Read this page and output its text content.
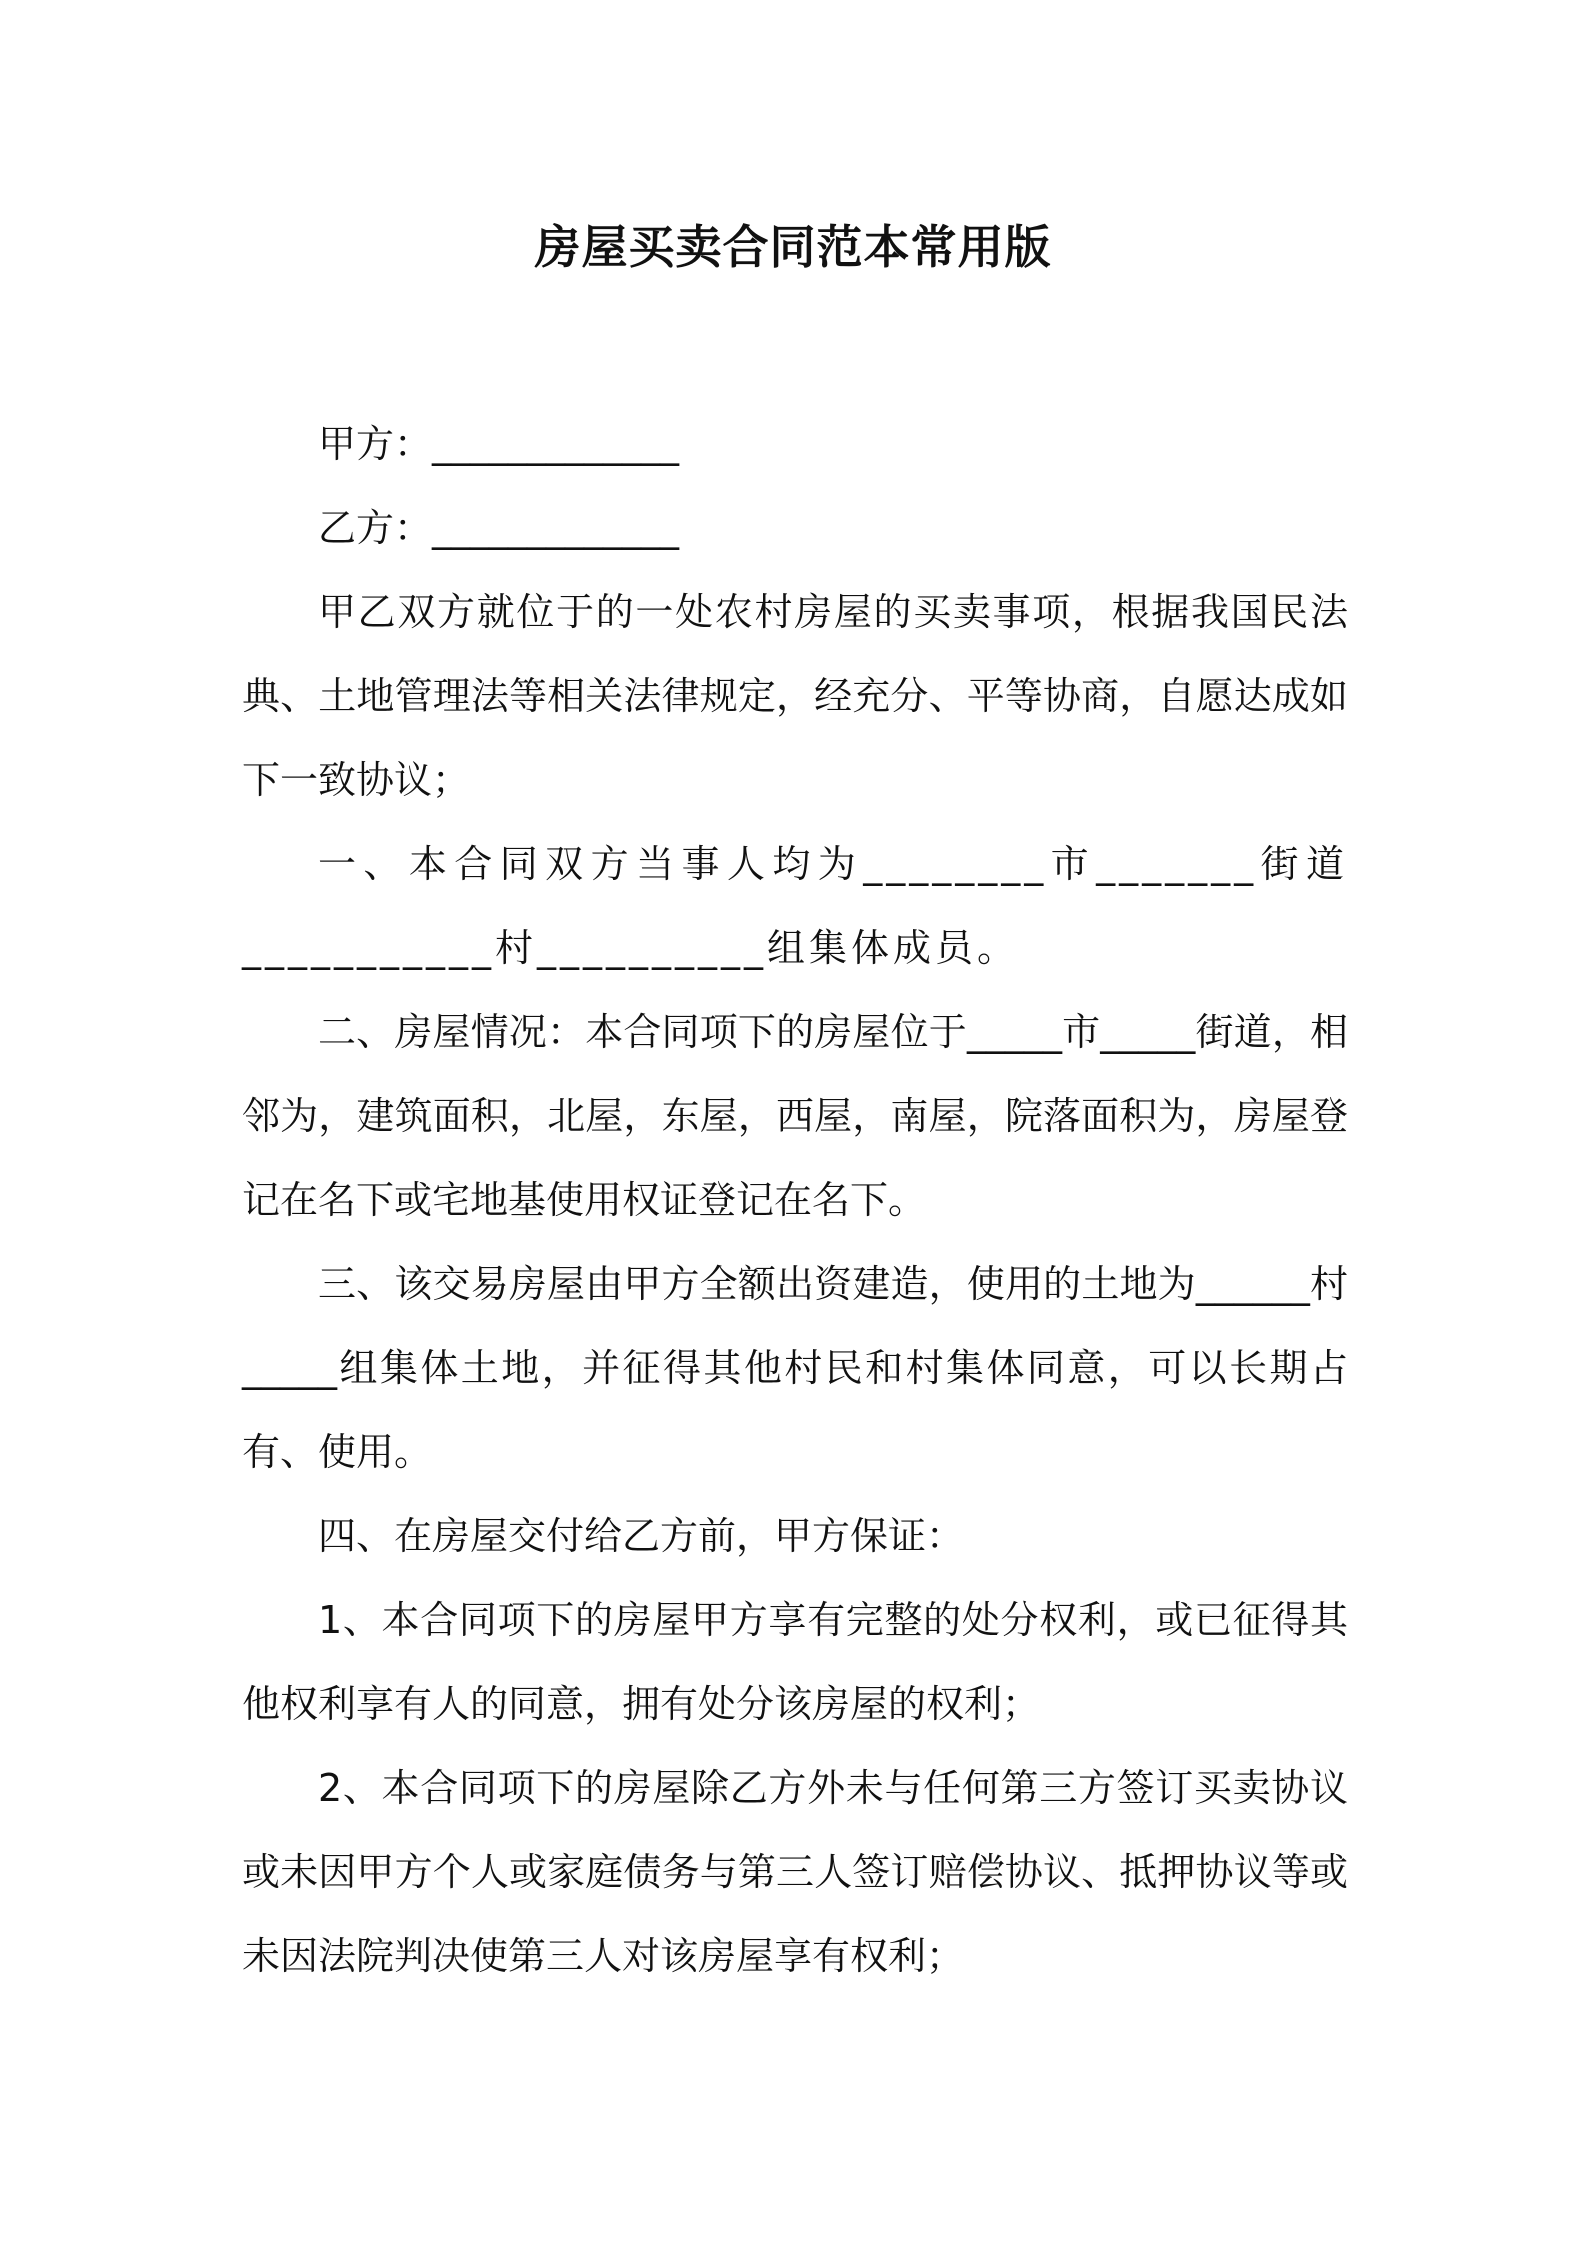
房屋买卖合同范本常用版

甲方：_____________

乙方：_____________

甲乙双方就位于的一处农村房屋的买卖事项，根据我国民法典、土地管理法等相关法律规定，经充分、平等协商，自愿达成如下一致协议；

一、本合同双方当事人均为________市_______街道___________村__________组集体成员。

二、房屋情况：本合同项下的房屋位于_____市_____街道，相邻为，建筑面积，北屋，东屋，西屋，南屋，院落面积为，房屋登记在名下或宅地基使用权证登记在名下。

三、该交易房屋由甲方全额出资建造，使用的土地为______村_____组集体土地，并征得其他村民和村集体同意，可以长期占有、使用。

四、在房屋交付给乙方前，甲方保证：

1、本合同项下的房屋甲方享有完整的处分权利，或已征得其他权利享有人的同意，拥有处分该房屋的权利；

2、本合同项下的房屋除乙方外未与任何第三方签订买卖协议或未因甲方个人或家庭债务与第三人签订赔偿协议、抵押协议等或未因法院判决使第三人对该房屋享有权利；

* * *

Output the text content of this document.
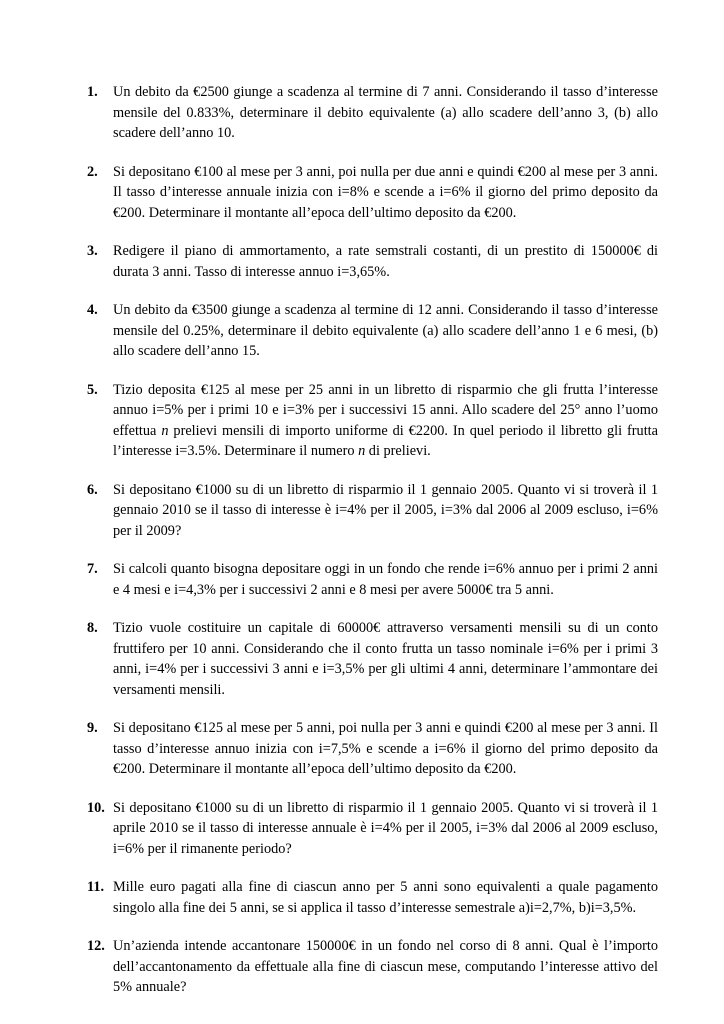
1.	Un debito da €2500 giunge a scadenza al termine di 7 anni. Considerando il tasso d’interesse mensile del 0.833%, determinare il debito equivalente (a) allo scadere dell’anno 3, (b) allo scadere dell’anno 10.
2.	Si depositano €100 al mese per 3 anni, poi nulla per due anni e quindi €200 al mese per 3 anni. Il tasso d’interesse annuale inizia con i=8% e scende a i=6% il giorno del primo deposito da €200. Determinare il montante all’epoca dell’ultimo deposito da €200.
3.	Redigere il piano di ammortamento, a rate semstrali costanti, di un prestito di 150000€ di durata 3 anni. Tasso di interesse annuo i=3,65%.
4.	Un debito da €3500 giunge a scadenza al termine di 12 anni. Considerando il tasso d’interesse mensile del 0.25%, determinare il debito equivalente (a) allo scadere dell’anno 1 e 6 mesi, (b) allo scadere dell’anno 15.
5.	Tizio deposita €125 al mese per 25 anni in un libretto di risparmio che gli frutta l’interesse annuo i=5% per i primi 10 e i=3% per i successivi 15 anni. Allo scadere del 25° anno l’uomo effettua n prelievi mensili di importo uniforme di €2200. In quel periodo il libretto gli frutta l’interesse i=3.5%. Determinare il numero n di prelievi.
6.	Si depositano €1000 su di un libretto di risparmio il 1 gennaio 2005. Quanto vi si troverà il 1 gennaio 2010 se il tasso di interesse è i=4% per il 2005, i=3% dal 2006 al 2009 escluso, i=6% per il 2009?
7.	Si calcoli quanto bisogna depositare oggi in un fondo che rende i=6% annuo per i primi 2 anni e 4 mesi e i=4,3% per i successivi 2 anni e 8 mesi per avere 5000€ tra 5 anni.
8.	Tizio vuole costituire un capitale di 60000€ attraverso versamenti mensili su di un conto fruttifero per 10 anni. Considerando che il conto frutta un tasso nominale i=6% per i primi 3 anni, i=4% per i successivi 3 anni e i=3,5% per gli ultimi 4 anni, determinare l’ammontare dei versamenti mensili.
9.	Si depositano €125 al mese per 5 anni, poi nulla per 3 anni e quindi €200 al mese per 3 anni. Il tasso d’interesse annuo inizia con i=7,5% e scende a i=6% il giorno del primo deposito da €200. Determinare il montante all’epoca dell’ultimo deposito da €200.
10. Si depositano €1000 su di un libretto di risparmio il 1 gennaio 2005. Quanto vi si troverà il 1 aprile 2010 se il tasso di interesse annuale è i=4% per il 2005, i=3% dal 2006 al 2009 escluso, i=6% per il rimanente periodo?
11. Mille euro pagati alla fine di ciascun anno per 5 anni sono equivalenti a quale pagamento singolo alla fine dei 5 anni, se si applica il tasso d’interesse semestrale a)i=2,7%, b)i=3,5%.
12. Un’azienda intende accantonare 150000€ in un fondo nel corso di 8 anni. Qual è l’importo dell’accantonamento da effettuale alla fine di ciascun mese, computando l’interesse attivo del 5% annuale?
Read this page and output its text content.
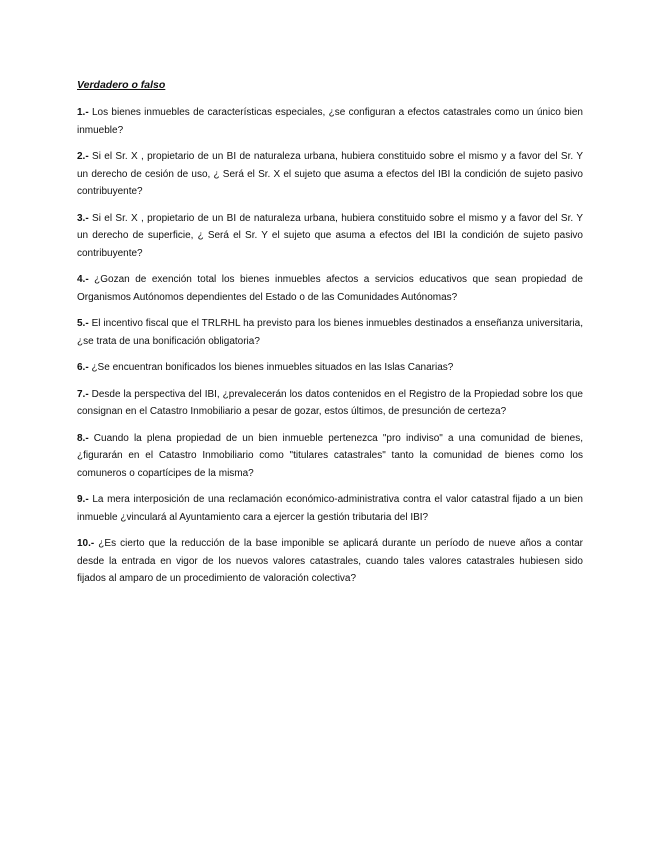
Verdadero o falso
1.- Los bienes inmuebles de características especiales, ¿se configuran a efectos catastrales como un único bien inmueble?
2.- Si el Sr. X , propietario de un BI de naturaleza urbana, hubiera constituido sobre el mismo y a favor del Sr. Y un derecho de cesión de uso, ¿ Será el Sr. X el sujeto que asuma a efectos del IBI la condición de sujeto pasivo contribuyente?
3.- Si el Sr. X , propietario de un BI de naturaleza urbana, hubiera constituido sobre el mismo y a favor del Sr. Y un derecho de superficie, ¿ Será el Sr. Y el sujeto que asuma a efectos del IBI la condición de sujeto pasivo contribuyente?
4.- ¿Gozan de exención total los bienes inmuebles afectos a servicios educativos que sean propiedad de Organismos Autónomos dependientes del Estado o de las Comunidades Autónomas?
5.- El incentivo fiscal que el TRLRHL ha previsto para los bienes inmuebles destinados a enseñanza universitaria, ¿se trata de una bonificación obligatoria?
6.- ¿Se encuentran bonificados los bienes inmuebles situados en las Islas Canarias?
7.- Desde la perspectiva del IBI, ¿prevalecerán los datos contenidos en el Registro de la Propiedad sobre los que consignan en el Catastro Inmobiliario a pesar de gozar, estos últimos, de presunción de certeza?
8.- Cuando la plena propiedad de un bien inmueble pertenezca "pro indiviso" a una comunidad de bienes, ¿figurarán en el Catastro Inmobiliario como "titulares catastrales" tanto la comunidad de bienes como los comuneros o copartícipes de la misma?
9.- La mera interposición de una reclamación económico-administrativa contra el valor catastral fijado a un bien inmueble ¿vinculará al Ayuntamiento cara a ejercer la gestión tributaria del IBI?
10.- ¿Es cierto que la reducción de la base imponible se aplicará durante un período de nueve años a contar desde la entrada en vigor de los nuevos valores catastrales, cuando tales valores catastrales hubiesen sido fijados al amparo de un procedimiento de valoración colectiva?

__Given problem__
Say how many lines in the records above hold "giunge", and give no other text.

__The result__
2